::: Entries shown

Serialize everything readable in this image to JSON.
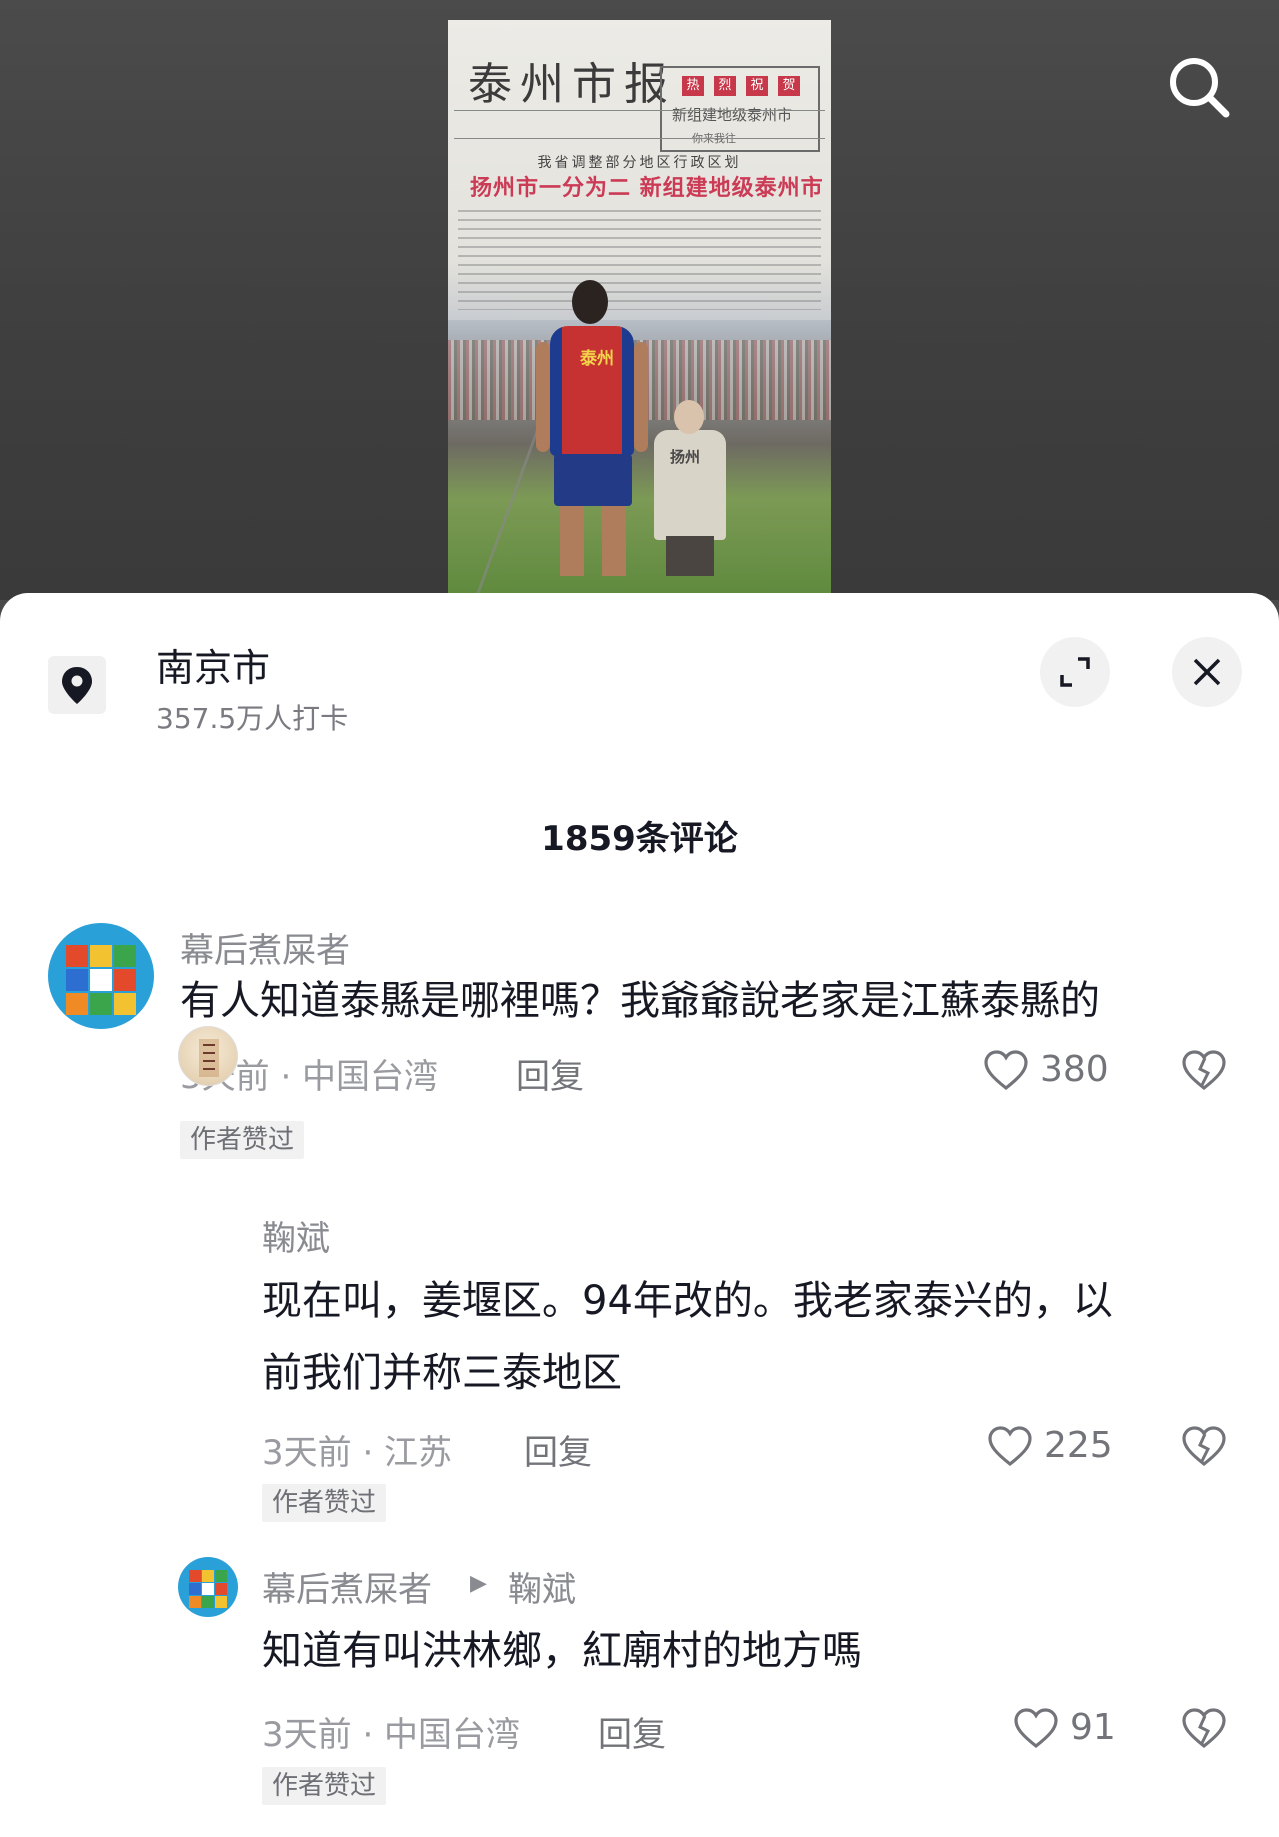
{
  "poster": {
    "newspaper_title": "泰州市报",
    "box_chips": [
      "热",
      "烈",
      "祝",
      "贺"
    ],
    "box_line1": "新组建地级泰州市",
    "box_line2": "你来我往",
    "subheading": "我省调整部分地区行政区划",
    "headline": "扬州市一分为二  新组建地级泰州市",
    "player_shirt": "泰州",
    "elder_shirt": "扬州"
  },
  "location": {
    "title": "南京市",
    "subtitle": "357.5万人打卡"
  },
  "comments_header": "1859条评论",
  "comments": [
    {
      "username": "幕后煮屎者",
      "text": "有人知道泰縣是哪裡嗎？我爺爺說老家是江蘇泰縣的",
      "meta": "3天前 · 中国台湾",
      "reply_label": "回复",
      "likes": "380",
      "badge": "作者赞过"
    },
    {
      "username": "鞠斌",
      "text_line1": "现在叫，姜堰区。94年改的。我老家泰兴的，以",
      "text_line2": "前我们并称三泰地区",
      "meta": "3天前 · 江苏",
      "reply_label": "回复",
      "likes": "225",
      "badge": "作者赞过"
    },
    {
      "username": "幕后煮屎者",
      "reply_to": "鞠斌",
      "text": "知道有叫洪林鄉，紅廟村的地方嗎",
      "meta": "3天前 · 中国台湾",
      "reply_label": "回复",
      "likes": "91",
      "badge": "作者赞过"
    }
  ],
  "colors": {
    "primary_text": "#161823",
    "secondary_text": "#8a8b91",
    "badge_bg": "#f1f1f2"
  }
}
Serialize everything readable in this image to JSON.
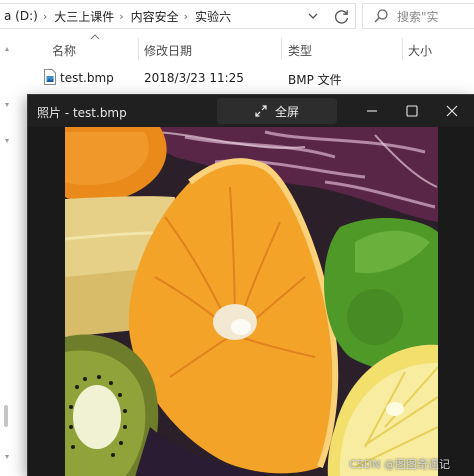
{
  "explorer": {
    "breadcrumb": [
      "a (D:)",
      "大三上课件",
      "内容安全",
      "实验六"
    ],
    "search_placeholder": "搜索\"实",
    "columns": {
      "name": "名称",
      "modified": "修改日期",
      "type": "类型",
      "size": "大小"
    },
    "files": [
      {
        "name": "test.bmp",
        "modified": "2018/3/23 11:25",
        "type": "BMP 文件"
      }
    ]
  },
  "photos": {
    "title": "照片 - test.bmp",
    "fullscreen_label": "全屏",
    "image_icon": "fruits-photo"
  },
  "watermark": "CSDN @图图奇遇记",
  "colors": {
    "photos_bg": "#1f1f1f",
    "titlebar": "#202020",
    "fullscreen_bg": "#2d2d2d",
    "orange": "#f29a1e",
    "lime": "#5aa52c",
    "kiwi": "#6f7d2a",
    "lemon": "#f1de6a"
  }
}
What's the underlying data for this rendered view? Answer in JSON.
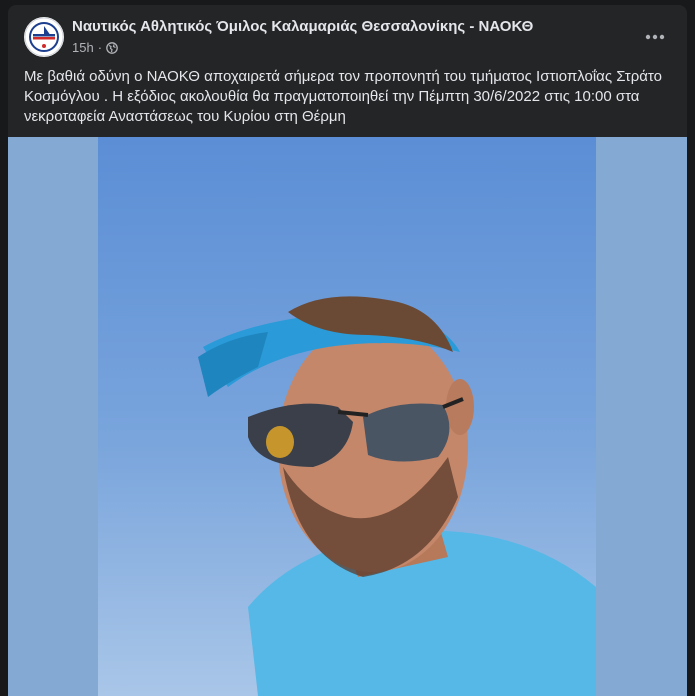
{
  "post": {
    "page_name": "Ναυτικός Αθλητικός Όμιλος Καλαμαριάς Θεσσαλονίκης - ΝΑΟΚΘ",
    "time": "15h",
    "separator": "·",
    "privacy_icon": "globe-icon",
    "more_icon": "more-options-icon",
    "text": "Με βαθιά οδύνη ο ΝΑΟΚΘ αποχαιρετά σήμερα τον προπονητή του τμήματος Ιστιοπλοΐας Στράτο Κοσμόγλου . Η εξόδιος ακολουθία θα πραγματοποιηθεί την Πέμπτη 30/6/2022 στις 10:00 στα νεκροταφεία Αναστάσεως του Κυρίου στη Θέρμη"
  },
  "colors": {
    "background": "#18191a",
    "card": "#242526",
    "primary_text": "#e4e6eb",
    "secondary_text": "#b0b3b8",
    "photo_border": "#84a9d3"
  }
}
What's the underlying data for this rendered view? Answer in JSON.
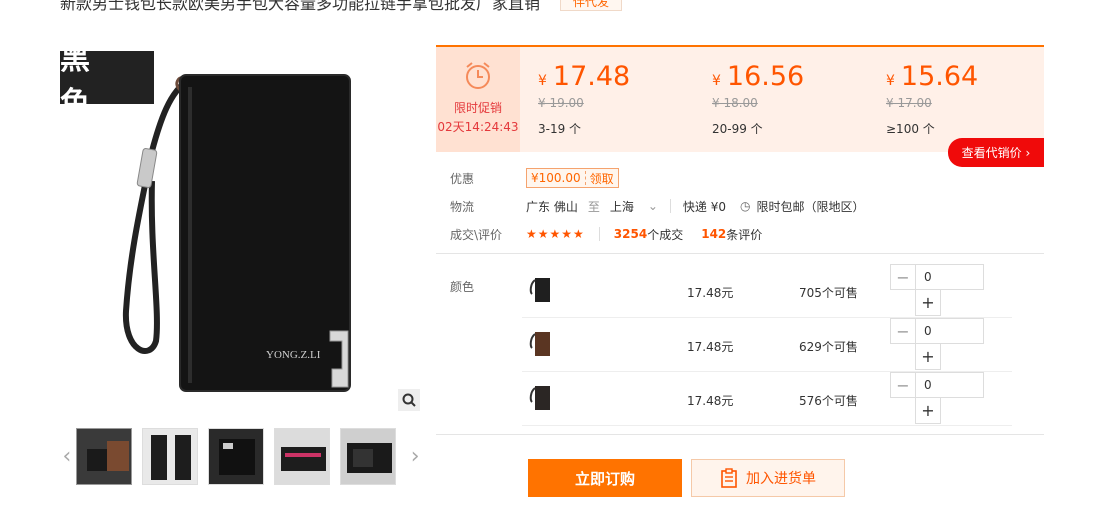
{
  "product": {
    "title": "新款男士钱包长款欧美男手包大容量多功能拉链手拿包批发厂家直销",
    "tag": "伴代发",
    "main_color_label": "黑 色",
    "brand_text": "YONG.Z.LI"
  },
  "promotion": {
    "title": "限时促销",
    "countdown": "02天14:24:43"
  },
  "price_tiers": [
    {
      "currency": "¥",
      "price": "17.48",
      "original": "¥ 19.00",
      "range": "3-19 个"
    },
    {
      "currency": "¥",
      "price": "16.56",
      "original": "¥ 18.00",
      "range": "20-99 个"
    },
    {
      "currency": "¥",
      "price": "15.64",
      "original": "¥ 17.00",
      "range": "≥100 个"
    }
  ],
  "agent_price_button": "查看代销价",
  "info": {
    "discount_label": "优惠",
    "coupon_value": "¥100.00",
    "coupon_action": "领取",
    "logistics_label": "物流",
    "from": "广东 佛山",
    "to_word": "至",
    "dest": "上海",
    "express": "快递 ¥0",
    "free_shipping": "限时包邮（限地区）",
    "deals_label": "成交\\评价",
    "stars": "★★★★★",
    "deal_count": "3254",
    "deal_suffix": "个成交",
    "review_count": "142",
    "review_suffix": "条评价"
  },
  "sku": {
    "label": "颜色",
    "rows": [
      {
        "price": "17.48元",
        "stock": "705个可售",
        "qty": "0",
        "color": "#1f1f1f"
      },
      {
        "price": "17.48元",
        "stock": "629个可售",
        "qty": "0",
        "color": "#5a3522"
      },
      {
        "price": "17.48元",
        "stock": "576个可售",
        "qty": "0",
        "color": "#2b2624"
      }
    ]
  },
  "actions": {
    "buy": "立即订购",
    "add_list": "加入进货单"
  },
  "colors": {
    "accent": "#ff7300",
    "price": "#ff5500",
    "red": "#f00a0a"
  }
}
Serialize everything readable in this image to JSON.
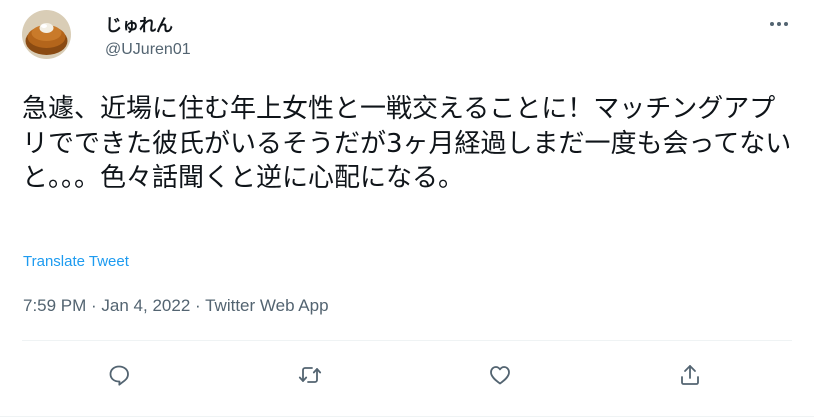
{
  "author": {
    "display_name": "じゅれん",
    "handle": "@UJuren01",
    "avatar_icon": "avatar-dessert-photo"
  },
  "tweet": {
    "text": "急遽、近場に住む年上女性と一戦交えることに！マッチングアプリでできた彼氏がいるそうだが3ヶ月経過しまだ一度も会ってないと。。。色々話聞くと逆に心配になる。",
    "translate_label": "Translate Tweet",
    "time": "7:59 PM",
    "date": "Jan 4, 2022",
    "source": "Twitter Web App",
    "separator": " · "
  },
  "icons": {
    "more": "more-icon",
    "reply": "reply-icon",
    "retweet": "retweet-icon",
    "like": "like-icon",
    "share": "share-icon"
  },
  "colors": {
    "text": "#0f1419",
    "secondary": "#536471",
    "link": "#1d9bf0",
    "divider": "#eff3f4"
  }
}
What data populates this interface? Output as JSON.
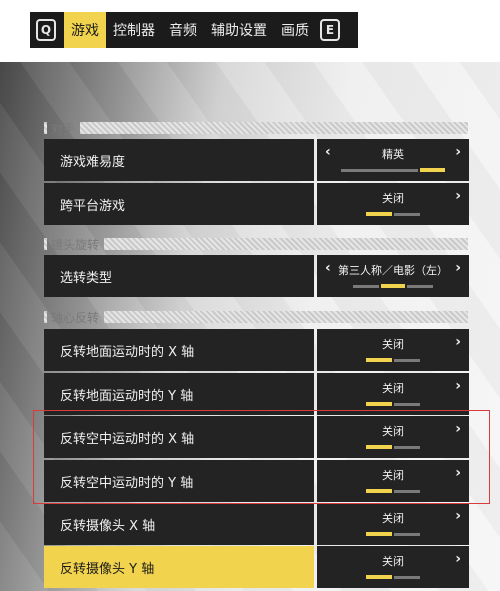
{
  "tabs": {
    "left_key": "Q",
    "right_key": "E",
    "items": [
      {
        "label": "游戏",
        "active": true
      },
      {
        "label": "控制器",
        "active": false
      },
      {
        "label": "音频",
        "active": false
      },
      {
        "label": "辅助设置",
        "active": false
      },
      {
        "label": "画质",
        "active": false
      }
    ]
  },
  "sections": {
    "opponent": "对手",
    "camera_rotation": "镜头旋转",
    "axis_invert": "轴心反转"
  },
  "settings": [
    {
      "label": "游戏难易度",
      "value": "精英"
    },
    {
      "label": "跨平台游戏",
      "value": "关闭"
    },
    {
      "label": "选转类型",
      "value": "第三人称／电影（左）"
    },
    {
      "label": "反转地面运动时的 X 轴",
      "value": "关闭"
    },
    {
      "label": "反转地面运动时的 Y 轴",
      "value": "关闭"
    },
    {
      "label": "反转空中运动时的 X 轴",
      "value": "关闭"
    },
    {
      "label": "反转空中运动时的 Y 轴",
      "value": "关闭"
    },
    {
      "label": "反转摄像头 X 轴",
      "value": "关闭"
    },
    {
      "label": "反转摄像头 Y 轴",
      "value": "关闭"
    }
  ],
  "colors": {
    "accent": "#f2d34d",
    "panel": "#232323",
    "annotation": "#d83c3c"
  },
  "icons": {
    "left": "chevron-left-icon",
    "right": "chevron-right-icon"
  }
}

::::::

Copy every record character for character. Skip the pictures.

## The reply
Serialize everything readable in this image to JSON.
{
  "poster": {
    "newspaper_title": "泰州市报",
    "box_chips": [
      "热",
      "烈",
      "祝",
      "贺"
    ],
    "box_line1": "新组建地级泰州市",
    "box_line2": "你来我往",
    "subheading": "我省调整部分地区行政区划",
    "headline": "扬州市一分为二  新组建地级泰州市",
    "player_shirt": "泰州",
    "elder_shirt": "扬州"
  },
  "location": {
    "title": "南京市",
    "subtitle": "357.5万人打卡"
  },
  "comments_header": "1859条评论",
  "comments": [
    {
      "username": "幕后煮屎者",
      "text": "有人知道泰縣是哪裡嗎？我爺爺說老家是江蘇泰縣的",
      "meta": "3天前 · 中国台湾",
      "reply_label": "回复",
      "likes": "380",
      "badge": "作者赞过"
    },
    {
      "username": "鞠斌",
      "text_line1": "现在叫，姜堰区。94年改的。我老家泰兴的，以",
      "text_line2": "前我们并称三泰地区",
      "meta": "3天前 · 江苏",
      "reply_label": "回复",
      "likes": "225",
      "badge": "作者赞过"
    },
    {
      "username": "幕后煮屎者",
      "reply_to": "鞠斌",
      "text": "知道有叫洪林鄉，紅廟村的地方嗎",
      "meta": "3天前 · 中国台湾",
      "reply_label": "回复",
      "likes": "91",
      "badge": "作者赞过"
    }
  ],
  "colors": {
    "primary_text": "#161823",
    "secondary_text": "#8a8b91",
    "badge_bg": "#f1f1f2"
  }
}
Serialize everything readable in this image to JSON.
{
  "explorer": {
    "breadcrumb": [
      "a (D:)",
      "大三上课件",
      "内容安全",
      "实验六"
    ],
    "search_placeholder": "搜索\"实",
    "columns": {
      "name": "名称",
      "modified": "修改日期",
      "type": "类型",
      "size": "大小"
    },
    "files": [
      {
        "name": "test.bmp",
        "modified": "2018/3/23 11:25",
        "type": "BMP 文件"
      }
    ]
  },
  "photos": {
    "title": "照片 - test.bmp",
    "fullscreen_label": "全屏",
    "image_icon": "fruits-photo"
  },
  "watermark": "CSDN @图图奇遇记",
  "colors": {
    "photos_bg": "#1f1f1f",
    "titlebar": "#202020",
    "fullscreen_bg": "#2d2d2d",
    "orange": "#f29a1e",
    "lime": "#5aa52c",
    "kiwi": "#6f7d2a",
    "lemon": "#f1de6a"
  }
}
What's the underlying data for this rendered view? Answer in JSON.
{
  "post": {
    "page_name": "Ναυτικός Αθλητικός Όμιλος Καλαμαριάς Θεσσαλονίκης - ΝΑΟΚΘ",
    "time": "15h",
    "separator": "·",
    "privacy_icon": "globe-icon",
    "more_icon": "more-options-icon",
    "text": "Με βαθιά οδύνη ο ΝΑΟΚΘ αποχαιρετά σήμερα τον προπονητή του τμήματος Ιστιοπλοΐας Στράτο Κοσμόγλου . Η εξόδιος ακολουθία θα πραγματοποιηθεί την Πέμπτη 30/6/2022 στις 10:00 στα νεκροταφεία Αναστάσεως του Κυρίου στη Θέρμη"
  },
  "colors": {
    "background": "#18191a",
    "card": "#242526",
    "primary_text": "#e4e6eb",
    "secondary_text": "#b0b3b8",
    "photo_border": "#84a9d3"
  }
}
What's the underlying data for this rendered view? Answer in JSON.
{
  "product": {
    "title": "新款男士钱包长款欧美男手包大容量多功能拉链手拿包批发厂家直销",
    "tag": "伴代发",
    "main_color_label": "黑 色",
    "brand_text": "YONG.Z.LI"
  },
  "promotion": {
    "title": "限时促销",
    "countdown": "02天14:24:43"
  },
  "price_tiers": [
    {
      "currency": "¥",
      "price": "17.48",
      "original": "¥ 19.00",
      "range": "3-19 个"
    },
    {
      "currency": "¥",
      "price": "16.56",
      "original": "¥ 18.00",
      "range": "20-99 个"
    },
    {
      "currency": "¥",
      "price": "15.64",
      "original": "¥ 17.00",
      "range": "≥100 个"
    }
  ],
  "agent_price_button": "查看代销价",
  "info": {
    "discount_label": "优惠",
    "coupon_value": "¥100.00",
    "coupon_action": "领取",
    "logistics_label": "物流",
    "from": "广东 佛山",
    "to_word": "至",
    "dest": "上海",
    "express": "快递 ¥0",
    "free_shipping": "限时包邮（限地区）",
    "deals_label": "成交\\评价",
    "stars": "★★★★★",
    "deal_count": "3254",
    "deal_suffix": "个成交",
    "review_count": "142",
    "review_suffix": "条评价"
  },
  "sku": {
    "label": "颜色",
    "rows": [
      {
        "price": "17.48元",
        "stock": "705个可售",
        "qty": "0",
        "color": "#1f1f1f"
      },
      {
        "price": "17.48元",
        "stock": "629个可售",
        "qty": "0",
        "color": "#5a3522"
      },
      {
        "price": "17.48元",
        "stock": "576个可售",
        "qty": "0",
        "color": "#2b2624"
      }
    ]
  },
  "actions": {
    "buy": "立即订购",
    "add_list": "加入进货单"
  },
  "colors": {
    "accent": "#ff7300",
    "price": "#ff5500",
    "red": "#f00a0a"
  }
}
Serialize everything readable in this image to JSON.
{
  "author": {
    "display_name": "じゅれん",
    "handle": "@UJuren01",
    "avatar_icon": "avatar-dessert-photo"
  },
  "tweet": {
    "text": "急遽、近場に住む年上女性と一戦交えることに！マッチングアプリでできた彼氏がいるそうだが3ヶ月経過しまだ一度も会ってないと。。。色々話聞くと逆に心配になる。",
    "translate_label": "Translate Tweet",
    "time": "7:59 PM",
    "date": "Jan 4, 2022",
    "source": "Twitter Web App",
    "separator": " · "
  },
  "icons": {
    "more": "more-icon",
    "reply": "reply-icon",
    "retweet": "retweet-icon",
    "like": "like-icon",
    "share": "share-icon"
  },
  "colors": {
    "text": "#0f1419",
    "secondary": "#536471",
    "link": "#1d9bf0",
    "divider": "#eff3f4"
  }
}
What data populates this interface? Output as JSON.
{
  "tabs": {
    "left_key": "Q",
    "right_key": "E",
    "items": [
      {
        "label": "游戏",
        "active": true
      },
      {
        "label": "控制器",
        "active": false
      },
      {
        "label": "音频",
        "active": false
      },
      {
        "label": "辅助设置",
        "active": false
      },
      {
        "label": "画质",
        "active": false
      }
    ]
  },
  "sections": {
    "opponent": "对手",
    "camera_rotation": "镜头旋转",
    "axis_invert": "轴心反转"
  },
  "settings": [
    {
      "label": "游戏难易度",
      "value": "精英"
    },
    {
      "label": "跨平台游戏",
      "value": "关闭"
    },
    {
      "label": "选转类型",
      "value": "第三人称／电影（左）"
    },
    {
      "label": "反转地面运动时的 X 轴",
      "value": "关闭"
    },
    {
      "label": "反转地面运动时的 Y 轴",
      "value": "关闭"
    },
    {
      "label": "反转空中运动时的 X 轴",
      "value": "关闭"
    },
    {
      "label": "反转空中运动时的 Y 轴",
      "value": "关闭"
    },
    {
      "label": "反转摄像头 X 轴",
      "value": "关闭"
    },
    {
      "label": "反转摄像头 Y 轴",
      "value": "关闭"
    }
  ],
  "colors": {
    "accent": "#f2d34d",
    "panel": "#232323",
    "annotation": "#d83c3c"
  },
  "icons": {
    "left": "chevron-left-icon",
    "right": "chevron-right-icon"
  }
}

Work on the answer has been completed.